■ **DATA**:
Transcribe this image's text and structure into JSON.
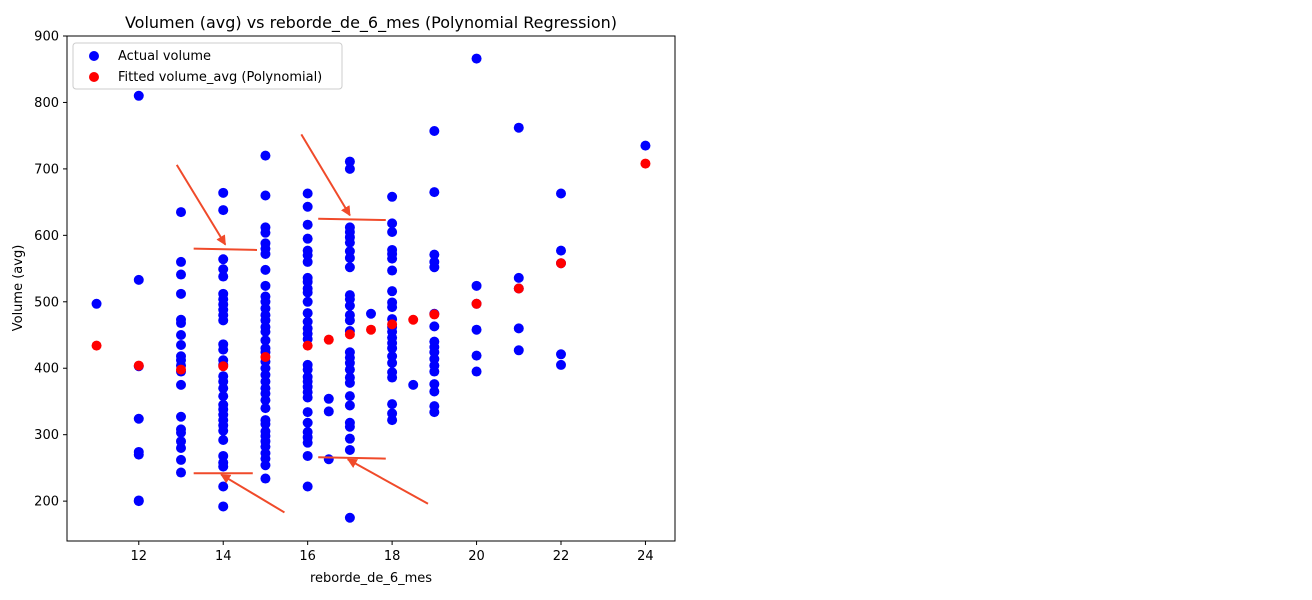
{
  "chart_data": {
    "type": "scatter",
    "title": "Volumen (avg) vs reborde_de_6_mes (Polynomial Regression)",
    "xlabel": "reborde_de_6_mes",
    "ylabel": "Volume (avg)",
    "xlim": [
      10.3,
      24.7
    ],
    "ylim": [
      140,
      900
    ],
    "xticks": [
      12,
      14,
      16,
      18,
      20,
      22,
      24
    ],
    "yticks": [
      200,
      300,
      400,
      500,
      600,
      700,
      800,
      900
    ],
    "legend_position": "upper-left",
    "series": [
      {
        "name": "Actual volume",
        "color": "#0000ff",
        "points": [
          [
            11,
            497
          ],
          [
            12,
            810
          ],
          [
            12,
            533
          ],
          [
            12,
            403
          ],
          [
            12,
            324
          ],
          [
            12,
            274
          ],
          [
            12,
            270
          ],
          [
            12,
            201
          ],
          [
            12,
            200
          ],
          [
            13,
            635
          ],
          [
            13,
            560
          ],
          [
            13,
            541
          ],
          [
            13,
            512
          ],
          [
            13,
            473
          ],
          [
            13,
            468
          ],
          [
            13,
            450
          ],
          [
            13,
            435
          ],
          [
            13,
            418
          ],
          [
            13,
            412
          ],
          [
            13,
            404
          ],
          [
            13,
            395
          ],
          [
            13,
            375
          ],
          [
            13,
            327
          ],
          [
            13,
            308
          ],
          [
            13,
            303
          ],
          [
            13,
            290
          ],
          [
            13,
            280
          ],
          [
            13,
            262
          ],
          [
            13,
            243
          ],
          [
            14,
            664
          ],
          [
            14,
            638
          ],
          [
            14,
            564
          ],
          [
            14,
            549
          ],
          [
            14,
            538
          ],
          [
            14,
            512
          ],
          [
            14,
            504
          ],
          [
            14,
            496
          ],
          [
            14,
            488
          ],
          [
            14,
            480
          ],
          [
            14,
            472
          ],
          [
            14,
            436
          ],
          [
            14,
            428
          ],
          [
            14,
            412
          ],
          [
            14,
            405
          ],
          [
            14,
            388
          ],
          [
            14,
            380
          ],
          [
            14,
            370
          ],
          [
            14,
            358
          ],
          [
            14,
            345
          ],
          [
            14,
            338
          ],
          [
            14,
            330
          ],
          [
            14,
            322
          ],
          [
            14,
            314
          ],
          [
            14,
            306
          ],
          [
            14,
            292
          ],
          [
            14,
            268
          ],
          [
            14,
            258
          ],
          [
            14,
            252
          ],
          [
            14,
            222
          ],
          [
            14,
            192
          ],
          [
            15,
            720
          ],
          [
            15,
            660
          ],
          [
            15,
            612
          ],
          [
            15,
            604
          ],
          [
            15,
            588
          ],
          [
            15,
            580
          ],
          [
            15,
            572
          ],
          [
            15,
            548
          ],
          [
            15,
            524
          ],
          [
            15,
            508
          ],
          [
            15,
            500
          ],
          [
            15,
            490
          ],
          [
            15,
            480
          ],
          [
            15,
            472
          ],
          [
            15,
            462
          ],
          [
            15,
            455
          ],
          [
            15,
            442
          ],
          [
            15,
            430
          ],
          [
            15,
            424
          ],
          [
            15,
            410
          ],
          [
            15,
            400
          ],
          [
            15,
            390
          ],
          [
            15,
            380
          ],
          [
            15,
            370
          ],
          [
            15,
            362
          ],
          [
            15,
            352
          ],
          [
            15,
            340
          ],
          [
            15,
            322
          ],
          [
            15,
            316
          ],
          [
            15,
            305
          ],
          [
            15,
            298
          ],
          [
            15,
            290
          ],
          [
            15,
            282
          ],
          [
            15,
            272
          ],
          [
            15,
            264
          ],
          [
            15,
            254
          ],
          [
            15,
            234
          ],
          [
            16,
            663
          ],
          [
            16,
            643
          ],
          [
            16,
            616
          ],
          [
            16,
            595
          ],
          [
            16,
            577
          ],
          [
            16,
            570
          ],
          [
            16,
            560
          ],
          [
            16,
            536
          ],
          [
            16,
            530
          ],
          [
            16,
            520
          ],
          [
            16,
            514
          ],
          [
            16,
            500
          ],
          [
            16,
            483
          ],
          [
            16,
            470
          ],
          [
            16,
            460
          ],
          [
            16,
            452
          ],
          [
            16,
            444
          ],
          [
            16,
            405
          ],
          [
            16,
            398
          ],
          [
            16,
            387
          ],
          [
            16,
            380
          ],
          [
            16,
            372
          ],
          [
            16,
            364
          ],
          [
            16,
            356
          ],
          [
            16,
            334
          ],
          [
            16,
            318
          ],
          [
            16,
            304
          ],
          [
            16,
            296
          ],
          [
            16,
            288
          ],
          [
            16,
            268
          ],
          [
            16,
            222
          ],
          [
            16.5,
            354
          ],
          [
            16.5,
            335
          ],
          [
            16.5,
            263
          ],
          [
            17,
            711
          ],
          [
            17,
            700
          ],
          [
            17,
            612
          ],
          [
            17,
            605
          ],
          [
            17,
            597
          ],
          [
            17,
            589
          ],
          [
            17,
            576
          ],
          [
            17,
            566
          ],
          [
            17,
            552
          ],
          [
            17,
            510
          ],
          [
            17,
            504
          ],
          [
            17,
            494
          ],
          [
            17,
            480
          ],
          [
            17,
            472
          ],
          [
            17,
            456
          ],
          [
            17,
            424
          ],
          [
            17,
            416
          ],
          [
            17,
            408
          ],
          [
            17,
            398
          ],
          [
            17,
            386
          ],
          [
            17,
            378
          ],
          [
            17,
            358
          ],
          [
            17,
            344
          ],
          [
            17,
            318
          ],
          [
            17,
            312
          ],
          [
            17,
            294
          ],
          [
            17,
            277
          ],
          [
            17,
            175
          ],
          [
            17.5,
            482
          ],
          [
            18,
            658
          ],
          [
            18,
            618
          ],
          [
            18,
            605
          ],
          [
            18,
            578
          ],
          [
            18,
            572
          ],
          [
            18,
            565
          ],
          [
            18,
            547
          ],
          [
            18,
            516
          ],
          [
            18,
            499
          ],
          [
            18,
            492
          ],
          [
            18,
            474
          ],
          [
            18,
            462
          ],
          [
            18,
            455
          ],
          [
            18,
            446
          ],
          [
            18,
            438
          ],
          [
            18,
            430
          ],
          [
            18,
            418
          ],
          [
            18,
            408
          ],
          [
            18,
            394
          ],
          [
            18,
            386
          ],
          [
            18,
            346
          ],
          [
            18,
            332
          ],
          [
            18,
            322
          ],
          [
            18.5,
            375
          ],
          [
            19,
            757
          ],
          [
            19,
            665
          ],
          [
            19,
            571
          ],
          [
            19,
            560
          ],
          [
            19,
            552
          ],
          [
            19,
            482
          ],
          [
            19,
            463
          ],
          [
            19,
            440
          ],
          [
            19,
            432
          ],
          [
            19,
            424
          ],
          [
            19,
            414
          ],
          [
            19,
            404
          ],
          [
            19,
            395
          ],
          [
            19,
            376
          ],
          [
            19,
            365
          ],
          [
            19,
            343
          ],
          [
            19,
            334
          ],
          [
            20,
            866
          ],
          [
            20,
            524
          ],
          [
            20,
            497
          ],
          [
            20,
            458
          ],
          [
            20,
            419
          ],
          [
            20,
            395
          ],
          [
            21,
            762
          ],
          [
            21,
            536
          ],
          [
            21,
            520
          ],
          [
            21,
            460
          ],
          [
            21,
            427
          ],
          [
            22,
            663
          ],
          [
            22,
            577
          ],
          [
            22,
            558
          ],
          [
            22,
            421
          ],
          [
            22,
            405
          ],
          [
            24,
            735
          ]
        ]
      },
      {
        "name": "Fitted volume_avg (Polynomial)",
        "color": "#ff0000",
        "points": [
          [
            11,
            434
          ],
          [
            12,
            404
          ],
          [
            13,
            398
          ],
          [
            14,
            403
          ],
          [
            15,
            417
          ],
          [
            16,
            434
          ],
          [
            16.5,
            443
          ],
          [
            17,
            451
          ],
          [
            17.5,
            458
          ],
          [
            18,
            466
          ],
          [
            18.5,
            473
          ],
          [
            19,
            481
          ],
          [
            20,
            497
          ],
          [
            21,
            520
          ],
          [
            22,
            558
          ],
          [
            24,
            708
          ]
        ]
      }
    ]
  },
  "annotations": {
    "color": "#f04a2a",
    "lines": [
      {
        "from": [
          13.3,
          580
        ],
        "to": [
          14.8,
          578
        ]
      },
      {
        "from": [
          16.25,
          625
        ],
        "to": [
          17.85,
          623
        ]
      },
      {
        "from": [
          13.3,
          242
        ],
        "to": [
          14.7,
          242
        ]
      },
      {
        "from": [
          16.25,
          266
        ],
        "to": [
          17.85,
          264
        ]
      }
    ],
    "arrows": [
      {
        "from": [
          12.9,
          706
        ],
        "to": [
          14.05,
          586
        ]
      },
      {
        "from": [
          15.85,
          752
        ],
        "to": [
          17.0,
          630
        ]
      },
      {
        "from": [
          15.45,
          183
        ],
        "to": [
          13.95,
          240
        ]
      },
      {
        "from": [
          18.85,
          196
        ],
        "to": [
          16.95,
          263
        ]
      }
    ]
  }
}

■ **REQUIREMENTS**: Find each line with the string "name" and copy it out.

■ **OUTPUT FOR THIS TASK**:
        "name": "Actual volume",
        "name": "Fitted volume_avg (Polynomial)",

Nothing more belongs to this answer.